### Exercise goal
Search the entries for the word "Rules" and pull out each line that has it.

### Records excerpted from a collection
§ §

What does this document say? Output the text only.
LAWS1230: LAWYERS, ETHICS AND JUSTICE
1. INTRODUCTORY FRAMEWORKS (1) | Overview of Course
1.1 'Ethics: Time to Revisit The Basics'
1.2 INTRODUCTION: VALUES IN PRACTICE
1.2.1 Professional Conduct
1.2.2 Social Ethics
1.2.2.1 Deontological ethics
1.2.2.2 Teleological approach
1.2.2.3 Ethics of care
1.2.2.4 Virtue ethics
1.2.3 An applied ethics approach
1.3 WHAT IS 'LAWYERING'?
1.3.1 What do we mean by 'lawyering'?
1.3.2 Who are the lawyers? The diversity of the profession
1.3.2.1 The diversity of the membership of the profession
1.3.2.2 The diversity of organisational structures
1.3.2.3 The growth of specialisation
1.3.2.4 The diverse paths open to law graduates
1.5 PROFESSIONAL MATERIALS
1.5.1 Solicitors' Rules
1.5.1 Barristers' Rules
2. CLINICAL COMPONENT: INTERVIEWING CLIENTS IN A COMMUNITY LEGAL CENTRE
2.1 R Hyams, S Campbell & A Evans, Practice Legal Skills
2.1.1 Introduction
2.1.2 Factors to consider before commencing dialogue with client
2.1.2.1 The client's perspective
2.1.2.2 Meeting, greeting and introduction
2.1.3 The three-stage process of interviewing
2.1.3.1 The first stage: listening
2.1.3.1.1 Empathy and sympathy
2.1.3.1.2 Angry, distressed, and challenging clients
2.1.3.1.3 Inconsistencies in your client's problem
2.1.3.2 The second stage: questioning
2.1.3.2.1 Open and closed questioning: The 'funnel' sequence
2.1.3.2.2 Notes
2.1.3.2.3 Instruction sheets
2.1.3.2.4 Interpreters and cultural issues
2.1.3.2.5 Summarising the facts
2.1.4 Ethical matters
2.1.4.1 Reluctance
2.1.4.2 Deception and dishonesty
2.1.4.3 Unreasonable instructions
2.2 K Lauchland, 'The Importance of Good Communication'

§ §

### Exercise answer
1.5.1 Solicitors' Rules
1.5.1 Barristers' Rules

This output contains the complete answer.